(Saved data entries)
┏━━
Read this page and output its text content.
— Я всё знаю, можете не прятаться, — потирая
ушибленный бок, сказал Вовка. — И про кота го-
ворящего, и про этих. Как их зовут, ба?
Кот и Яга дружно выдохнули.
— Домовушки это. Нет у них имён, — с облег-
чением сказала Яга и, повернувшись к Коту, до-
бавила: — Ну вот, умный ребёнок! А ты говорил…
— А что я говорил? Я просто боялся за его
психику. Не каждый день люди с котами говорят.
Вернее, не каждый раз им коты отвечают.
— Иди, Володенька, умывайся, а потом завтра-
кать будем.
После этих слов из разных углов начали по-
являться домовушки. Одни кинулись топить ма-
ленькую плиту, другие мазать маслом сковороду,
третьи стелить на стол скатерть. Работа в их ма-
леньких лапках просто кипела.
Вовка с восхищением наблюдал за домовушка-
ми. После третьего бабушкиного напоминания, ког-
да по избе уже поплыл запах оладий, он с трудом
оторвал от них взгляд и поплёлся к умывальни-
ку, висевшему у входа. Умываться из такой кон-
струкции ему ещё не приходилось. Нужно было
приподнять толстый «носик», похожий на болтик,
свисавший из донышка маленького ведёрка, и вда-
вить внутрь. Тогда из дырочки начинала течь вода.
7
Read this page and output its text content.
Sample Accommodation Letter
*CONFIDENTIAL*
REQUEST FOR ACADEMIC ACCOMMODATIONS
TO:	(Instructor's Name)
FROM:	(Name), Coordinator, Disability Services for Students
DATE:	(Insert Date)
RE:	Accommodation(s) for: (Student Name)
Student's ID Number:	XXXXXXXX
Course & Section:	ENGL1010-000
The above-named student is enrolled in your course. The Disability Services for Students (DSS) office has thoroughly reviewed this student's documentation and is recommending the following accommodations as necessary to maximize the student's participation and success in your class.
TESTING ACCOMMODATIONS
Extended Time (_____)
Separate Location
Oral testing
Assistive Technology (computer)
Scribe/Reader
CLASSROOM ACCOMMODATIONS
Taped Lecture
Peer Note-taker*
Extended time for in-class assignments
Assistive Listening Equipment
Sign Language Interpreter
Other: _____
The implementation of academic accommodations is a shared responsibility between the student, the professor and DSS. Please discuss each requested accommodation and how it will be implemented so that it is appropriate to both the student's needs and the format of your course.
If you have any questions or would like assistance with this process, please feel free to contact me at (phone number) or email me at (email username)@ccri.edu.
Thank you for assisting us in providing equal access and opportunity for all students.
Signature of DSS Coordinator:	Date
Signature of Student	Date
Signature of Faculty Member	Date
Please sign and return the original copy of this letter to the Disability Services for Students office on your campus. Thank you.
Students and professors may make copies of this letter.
┗━━
● Your objective:
From the records above, copy every line that holds the word "этих".

● Worked answer:
ворящего, и про этих. Как их зовут, ба?
После этих слов из разных углов начали по-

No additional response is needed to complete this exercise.